══ EXTRACTED DATA ══

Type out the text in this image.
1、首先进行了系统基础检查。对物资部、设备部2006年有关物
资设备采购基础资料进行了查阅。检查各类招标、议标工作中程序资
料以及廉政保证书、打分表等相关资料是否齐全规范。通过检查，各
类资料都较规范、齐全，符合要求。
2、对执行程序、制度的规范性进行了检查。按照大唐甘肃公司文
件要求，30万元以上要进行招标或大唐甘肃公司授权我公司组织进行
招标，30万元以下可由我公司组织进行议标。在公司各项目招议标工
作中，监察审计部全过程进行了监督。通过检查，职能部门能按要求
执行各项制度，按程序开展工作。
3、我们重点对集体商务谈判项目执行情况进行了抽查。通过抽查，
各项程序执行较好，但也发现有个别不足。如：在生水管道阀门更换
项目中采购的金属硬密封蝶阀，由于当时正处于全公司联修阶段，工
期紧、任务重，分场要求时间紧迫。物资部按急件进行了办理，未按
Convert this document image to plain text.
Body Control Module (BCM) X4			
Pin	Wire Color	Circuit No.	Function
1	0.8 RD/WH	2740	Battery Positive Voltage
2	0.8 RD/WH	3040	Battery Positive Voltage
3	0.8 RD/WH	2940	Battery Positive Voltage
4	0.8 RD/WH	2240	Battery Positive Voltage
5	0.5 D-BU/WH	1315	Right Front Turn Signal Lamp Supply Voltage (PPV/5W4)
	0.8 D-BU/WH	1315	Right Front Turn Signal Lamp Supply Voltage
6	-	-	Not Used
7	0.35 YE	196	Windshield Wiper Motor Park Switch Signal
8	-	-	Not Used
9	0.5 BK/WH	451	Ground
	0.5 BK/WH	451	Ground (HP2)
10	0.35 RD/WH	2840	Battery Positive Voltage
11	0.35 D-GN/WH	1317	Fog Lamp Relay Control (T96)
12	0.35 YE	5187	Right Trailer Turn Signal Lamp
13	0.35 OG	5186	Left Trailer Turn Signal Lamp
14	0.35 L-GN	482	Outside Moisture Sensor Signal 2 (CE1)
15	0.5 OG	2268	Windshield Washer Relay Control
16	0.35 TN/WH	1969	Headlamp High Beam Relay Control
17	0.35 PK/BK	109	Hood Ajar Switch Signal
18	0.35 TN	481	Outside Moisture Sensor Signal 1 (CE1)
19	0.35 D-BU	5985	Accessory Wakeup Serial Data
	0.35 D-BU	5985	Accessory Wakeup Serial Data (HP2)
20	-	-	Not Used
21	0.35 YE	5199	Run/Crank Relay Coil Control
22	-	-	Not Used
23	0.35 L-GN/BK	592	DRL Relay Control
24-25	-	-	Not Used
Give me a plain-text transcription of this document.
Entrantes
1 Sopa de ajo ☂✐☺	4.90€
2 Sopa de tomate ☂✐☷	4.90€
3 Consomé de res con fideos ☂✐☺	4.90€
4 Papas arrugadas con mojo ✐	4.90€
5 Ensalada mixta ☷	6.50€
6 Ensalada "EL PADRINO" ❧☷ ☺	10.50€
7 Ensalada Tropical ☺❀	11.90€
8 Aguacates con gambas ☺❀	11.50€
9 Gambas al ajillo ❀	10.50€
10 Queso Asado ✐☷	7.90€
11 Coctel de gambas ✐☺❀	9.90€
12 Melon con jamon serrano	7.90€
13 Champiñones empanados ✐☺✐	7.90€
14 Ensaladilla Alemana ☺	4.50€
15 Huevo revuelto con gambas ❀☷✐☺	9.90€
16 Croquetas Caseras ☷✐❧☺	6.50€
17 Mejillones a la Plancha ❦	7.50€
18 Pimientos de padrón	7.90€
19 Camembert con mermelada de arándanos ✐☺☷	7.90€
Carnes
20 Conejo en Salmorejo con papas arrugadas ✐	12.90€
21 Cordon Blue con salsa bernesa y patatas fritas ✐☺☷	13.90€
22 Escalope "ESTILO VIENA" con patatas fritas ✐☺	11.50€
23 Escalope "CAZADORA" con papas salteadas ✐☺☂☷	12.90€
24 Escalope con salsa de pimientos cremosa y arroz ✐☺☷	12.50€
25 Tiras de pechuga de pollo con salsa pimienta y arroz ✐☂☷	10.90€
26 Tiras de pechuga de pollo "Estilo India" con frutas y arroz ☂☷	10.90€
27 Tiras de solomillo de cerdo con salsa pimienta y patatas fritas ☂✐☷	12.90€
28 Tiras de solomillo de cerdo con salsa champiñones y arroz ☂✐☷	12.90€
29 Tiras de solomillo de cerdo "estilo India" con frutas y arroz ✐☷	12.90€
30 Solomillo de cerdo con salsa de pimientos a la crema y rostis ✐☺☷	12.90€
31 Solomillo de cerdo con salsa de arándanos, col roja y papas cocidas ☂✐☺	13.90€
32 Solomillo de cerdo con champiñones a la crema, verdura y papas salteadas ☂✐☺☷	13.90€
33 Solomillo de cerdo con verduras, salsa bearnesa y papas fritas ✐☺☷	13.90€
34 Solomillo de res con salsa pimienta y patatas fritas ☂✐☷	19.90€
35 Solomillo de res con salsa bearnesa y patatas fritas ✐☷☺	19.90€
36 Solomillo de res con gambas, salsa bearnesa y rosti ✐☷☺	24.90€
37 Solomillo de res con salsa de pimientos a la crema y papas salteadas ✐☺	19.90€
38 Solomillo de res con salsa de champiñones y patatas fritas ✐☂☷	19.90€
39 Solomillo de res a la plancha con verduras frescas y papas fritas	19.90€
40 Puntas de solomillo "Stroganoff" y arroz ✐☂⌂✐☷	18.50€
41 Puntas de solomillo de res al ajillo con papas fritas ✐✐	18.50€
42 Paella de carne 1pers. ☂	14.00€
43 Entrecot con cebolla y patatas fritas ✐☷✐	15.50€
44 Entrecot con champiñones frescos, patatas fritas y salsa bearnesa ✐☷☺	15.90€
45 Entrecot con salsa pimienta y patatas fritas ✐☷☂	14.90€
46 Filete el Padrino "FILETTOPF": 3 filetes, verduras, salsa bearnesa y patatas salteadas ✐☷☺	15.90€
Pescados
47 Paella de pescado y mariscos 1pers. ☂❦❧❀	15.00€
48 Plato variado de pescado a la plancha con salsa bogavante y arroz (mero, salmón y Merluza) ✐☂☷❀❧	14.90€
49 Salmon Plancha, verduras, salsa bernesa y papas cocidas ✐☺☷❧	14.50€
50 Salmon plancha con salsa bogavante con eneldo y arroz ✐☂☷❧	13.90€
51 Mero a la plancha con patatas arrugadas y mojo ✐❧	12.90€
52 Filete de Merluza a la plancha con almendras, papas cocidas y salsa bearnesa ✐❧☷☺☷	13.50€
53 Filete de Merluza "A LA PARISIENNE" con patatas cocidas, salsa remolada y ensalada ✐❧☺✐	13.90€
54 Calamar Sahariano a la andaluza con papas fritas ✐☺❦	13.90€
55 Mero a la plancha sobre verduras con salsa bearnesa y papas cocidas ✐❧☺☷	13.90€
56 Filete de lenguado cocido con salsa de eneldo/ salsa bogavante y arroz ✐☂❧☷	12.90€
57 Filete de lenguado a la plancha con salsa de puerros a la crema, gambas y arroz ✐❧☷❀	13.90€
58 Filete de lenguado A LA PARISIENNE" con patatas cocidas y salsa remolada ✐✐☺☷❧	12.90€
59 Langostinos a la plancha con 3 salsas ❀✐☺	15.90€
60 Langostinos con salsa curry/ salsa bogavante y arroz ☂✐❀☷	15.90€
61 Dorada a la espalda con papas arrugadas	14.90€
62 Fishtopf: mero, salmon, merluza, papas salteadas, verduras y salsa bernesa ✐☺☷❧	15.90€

═══

YOUR GOAL
Copy the records above exactly as they appear.

THE REPLY
Type out the text in this image.
1、首先进行了系统基础检查。对物资部、设备部2006年有关物
资设备采购基础资料进行了查阅。检查各类招标、议标工作中程序资
料以及廉政保证书、打分表等相关资料是否齐全规范。通过检查，各
类资料都较规范、齐全，符合要求。
2、对执行程序、制度的规范性进行了检查。按照大唐甘肃公司文
件要求，30万元以上要进行招标或大唐甘肃公司授权我公司组织进行
招标，30万元以下可由我公司组织进行议标。在公司各项目招议标工
作中，监察审计部全过程进行了监督。通过检查，职能部门能按要求
执行各项制度，按程序开展工作。
3、我们重点对集体商务谈判项目执行情况进行了抽查。通过抽查，
各项程序执行较好，但也发现有个别不足。如：在生水管道阀门更换
项目中采购的金属硬密封蝶阀，由于当时正处于全公司联修阶段，工
期紧、任务重，分场要求时间紧迫。物资部按急件进行了办理，未按
Convert this document image to plain text.
Body Control Module (BCM) X4			
Pin	Wire Color	Circuit No.	Function
1	0.8 RD/WH	2740	Battery Positive Voltage
2	0.8 RD/WH	3040	Battery Positive Voltage
3	0.8 RD/WH	2940	Battery Positive Voltage
4	0.8 RD/WH	2240	Battery Positive Voltage
5	0.5 D-BU/WH	1315	Right Front Turn Signal Lamp Supply Voltage (PPV/5W4)
	0.8 D-BU/WH	1315	Right Front Turn Signal Lamp Supply Voltage
6	-	-	Not Used
7	0.35 YE	196	Windshield Wiper Motor Park Switch Signal
8	-	-	Not Used
9	0.5 BK/WH	451	Ground
	0.5 BK/WH	451	Ground (HP2)
10	0.35 RD/WH	2840	Battery Positive Voltage
11	0.35 D-GN/WH	1317	Fog Lamp Relay Control (T96)
12	0.35 YE	5187	Right Trailer Turn Signal Lamp
13	0.35 OG	5186	Left Trailer Turn Signal Lamp
14	0.35 L-GN	482	Outside Moisture Sensor Signal 2 (CE1)
15	0.5 OG	2268	Windshield Washer Relay Control
16	0.35 TN/WH	1969	Headlamp High Beam Relay Control
17	0.35 PK/BK	109	Hood Ajar Switch Signal
18	0.35 TN	481	Outside Moisture Sensor Signal 1 (CE1)
19	0.35 D-BU	5985	Accessory Wakeup Serial Data
	0.35 D-BU	5985	Accessory Wakeup Serial Data (HP2)
20	-	-	Not Used
21	0.35 YE	5199	Run/Crank Relay Coil Control
22	-	-	Not Used
23	0.35 L-GN/BK	592	DRL Relay Control
24-25	-	-	Not Used
Give me a plain-text transcription of this document.
Entrantes
1 Sopa de ajo ☂✐☺	4.90€
2 Sopa de tomate ☂✐☷	4.90€
3 Consomé de res con fideos ☂✐☺	4.90€
4 Papas arrugadas con mojo ✐	4.90€
5 Ensalada mixta ☷	6.50€
6 Ensalada "EL PADRINO" ❧☷ ☺	10.50€
7 Ensalada Tropical ☺❀	11.90€
8 Aguacates con gambas ☺❀	11.50€
9 Gambas al ajillo ❀	10.50€
10 Queso Asado ✐☷	7.90€
11 Coctel de gambas ✐☺❀	9.90€
12 Melon con jamon serrano	7.90€
13 Champiñones empanados ✐☺✐	7.90€
14 Ensaladilla Alemana ☺	4.50€
15 Huevo revuelto con gambas ❀☷✐☺	9.90€
16 Croquetas Caseras ☷✐❧☺	6.50€
17 Mejillones a la Plancha ❦	7.50€
18 Pimientos de padrón	7.90€
19 Camembert con mermelada de arándanos ✐☺☷	7.90€
Carnes
20 Conejo en Salmorejo con papas arrugadas ✐	12.90€
21 Cordon Blue con salsa bernesa y patatas fritas ✐☺☷	13.90€
22 Escalope "ESTILO VIENA" con patatas fritas ✐☺	11.50€
23 Escalope "CAZADORA" con papas salteadas ✐☺☂☷	12.90€
24 Escalope con salsa de pimientos cremosa y arroz ✐☺☷	12.50€
25 Tiras de pechuga de pollo con salsa pimienta y arroz ✐☂☷	10.90€
26 Tiras de pechuga de pollo "Estilo India" con frutas y arroz ☂☷	10.90€
27 Tiras de solomillo de cerdo con salsa pimienta y patatas fritas ☂✐☷	12.90€
28 Tiras de solomillo de cerdo con salsa champiñones y arroz ☂✐☷	12.90€
29 Tiras de solomillo de cerdo "estilo India" con frutas y arroz ✐☷	12.90€
30 Solomillo de cerdo con salsa de pimientos a la crema y rostis ✐☺☷	12.90€
31 Solomillo de cerdo con salsa de arándanos, col roja y papas cocidas ☂✐☺	13.90€
32 Solomillo de cerdo con champiñones a la crema, verdura y papas salteadas ☂✐☺☷	13.90€
33 Solomillo de cerdo con verduras, salsa bearnesa y papas fritas ✐☺☷	13.90€
34 Solomillo de res con salsa pimienta y patatas fritas ☂✐☷	19.90€
35 Solomillo de res con salsa bearnesa y patatas fritas ✐☷☺	19.90€
36 Solomillo de res con gambas, salsa bearnesa y rosti ✐☷☺	24.90€
37 Solomillo de res con salsa de pimientos a la crema y papas salteadas ✐☺	19.90€
38 Solomillo de res con salsa de champiñones y patatas fritas ✐☂☷	19.90€
39 Solomillo de res a la plancha con verduras frescas y papas fritas	19.90€
40 Puntas de solomillo "Stroganoff" y arroz ✐☂⌂✐☷	18.50€
41 Puntas de solomillo de res al ajillo con papas fritas ✐✐	18.50€
42 Paella de carne 1pers. ☂	14.00€
43 Entrecot con cebolla y patatas fritas ✐☷✐	15.50€
44 Entrecot con champiñones frescos, patatas fritas y salsa bearnesa ✐☷☺	15.90€
45 Entrecot con salsa pimienta y patatas fritas ✐☷☂	14.90€
46 Filete el Padrino "FILETTOPF": 3 filetes, verduras, salsa bearnesa y patatas salteadas ✐☷☺	15.90€
Pescados
47 Paella de pescado y mariscos 1pers. ☂❦❧❀	15.00€
48 Plato variado de pescado a la plancha con salsa bogavante y arroz (mero, salmón y Merluza) ✐☂☷❀❧	14.90€
49 Salmon Plancha, verduras, salsa bernesa y papas cocidas ✐☺☷❧	14.50€
50 Salmon plancha con salsa bogavante con eneldo y arroz ✐☂☷❧	13.90€
51 Mero a la plancha con patatas arrugadas y mojo ✐❧	12.90€
52 Filete de Merluza a la plancha con almendras, papas cocidas y salsa bearnesa ✐❧☷☺☷	13.50€
53 Filete de Merluza "A LA PARISIENNE" con patatas cocidas, salsa remolada y ensalada ✐❧☺✐	13.90€
54 Calamar Sahariano a la andaluza con papas fritas ✐☺❦	13.90€
55 Mero a la plancha sobre verduras con salsa bearnesa y papas cocidas ✐❧☺☷	13.90€
56 Filete de lenguado cocido con salsa de eneldo/ salsa bogavante y arroz ✐☂❧☷	12.90€
57 Filete de lenguado a la plancha con salsa de puerros a la crema, gambas y arroz ✐❧☷❀	13.90€
58 Filete de lenguado A LA PARISIENNE" con patatas cocidas y salsa remolada ✐✐☺☷❧	12.90€
59 Langostinos a la plancha con 3 salsas ❀✐☺	15.90€
60 Langostinos con salsa curry/ salsa bogavante y arroz ☂✐❀☷	15.90€
61 Dorada a la espalda con papas arrugadas	14.90€
62 Fishtopf: mero, salmon, merluza, papas salteadas, verduras y salsa bernesa ✐☺☷❧	15.90€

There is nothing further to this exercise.